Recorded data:

● ● ● ●

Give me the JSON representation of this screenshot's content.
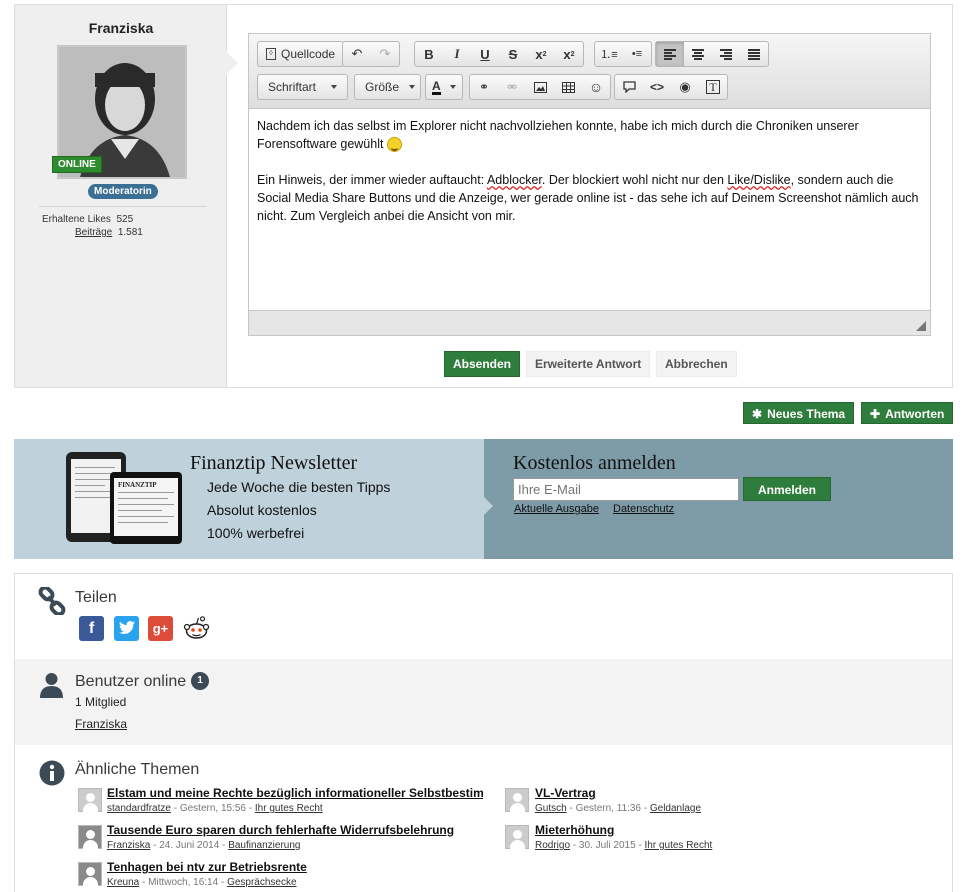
{
  "post": {
    "username": "Franziska",
    "online_badge": "ONLINE",
    "role": "Moderatorin",
    "likes_label": "Erhaltene Likes",
    "likes_value": "525",
    "posts_label": "Beiträge",
    "posts_value": "1.581"
  },
  "editor": {
    "source_label": "Quellcode",
    "font_label": "Schriftart",
    "size_label": "Größe",
    "text_color_label": "A",
    "paragraph1": "Nachdem ich das selbst im Explorer nicht nachvollziehen konnte, habe ich mich durch die Chroniken unserer Forensoftware gewühlt",
    "p2_a": "Ein Hinweis, der immer wieder auftaucht: ",
    "p2_adblocker": "Adblocker",
    "p2_b": ". Der blockiert wohl nicht nur den ",
    "p2_like": "Like/Dislike",
    "p2_c": ", sondern auch die Social Media Share Buttons und die Anzeige, wer gerade online ist - das sehe ich auf Deinem Screenshot nämlich auch nicht. Zum Vergleich anbei die Ansicht von mir."
  },
  "actions": {
    "submit": "Absenden",
    "advanced": "Erweiterte Antwort",
    "cancel": "Abbrechen",
    "new_thread": "Neues Thema",
    "reply": "Antworten"
  },
  "newsletter": {
    "title": "Finanztip Newsletter",
    "items": [
      "Jede Woche die besten Tipps",
      "Absolut kostenlos",
      "100% werbefrei"
    ],
    "signup_title": "Kostenlos anmelden",
    "email_placeholder": "Ihre E-Mail",
    "signup_button": "Anmelden",
    "link_current": "Aktuelle Ausgabe",
    "link_privacy": "Datenschutz",
    "device_brand": "FINANZTIP"
  },
  "share": {
    "title": "Teilen",
    "icons": [
      "facebook-icon",
      "twitter-icon",
      "google-plus-icon",
      "reddit-icon"
    ],
    "colors": {
      "facebook": "#3b5998",
      "twitter": "#2aa3ef",
      "google_plus": "#dd4b39"
    }
  },
  "online": {
    "title": "Benutzer online",
    "count": "1",
    "members": "1 Mitglied",
    "user": "Franziska"
  },
  "similar": {
    "title": "Ähnliche Themen",
    "threads": [
      {
        "title": "Elstam und meine Rechte bezüglich informationeller Selbstbestimmung",
        "author": "standardfratze",
        "date": " - Gestern, 15:56 - ",
        "forum": "Ihr gutes Recht"
      },
      {
        "title": "VL-Vertrag",
        "author": "Gutsch",
        "date": " - Gestern, 11:36 - ",
        "forum": "Geldanlage"
      },
      {
        "title": "Tausende Euro sparen durch fehlerhafte Widerrufsbelehrung",
        "author": "Franziska",
        "date": " - 24. Juni 2014 - ",
        "forum": "Baufinanzierung"
      },
      {
        "title": "Mieterhöhung",
        "author": "Rodrigo",
        "date": " - 30. Juli 2015 - ",
        "forum": "Ihr gutes Recht"
      },
      {
        "title": "Tenhagen bei ntv zur Betriebsrente",
        "author": "Kreuna",
        "date": " - Mittwoch, 16:14 - ",
        "forum": "Gesprächsecke"
      }
    ]
  },
  "colors": {
    "accent_green": "#2f7d3c",
    "newsletter_light": "#bfd1da",
    "newsletter_dark": "#7e9ba8"
  }
}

● ● ● ●

YOUR INSTRUCTIONS: Answer only with how many lines in the records include "forum".

RESULT FOR THIS TASK: 5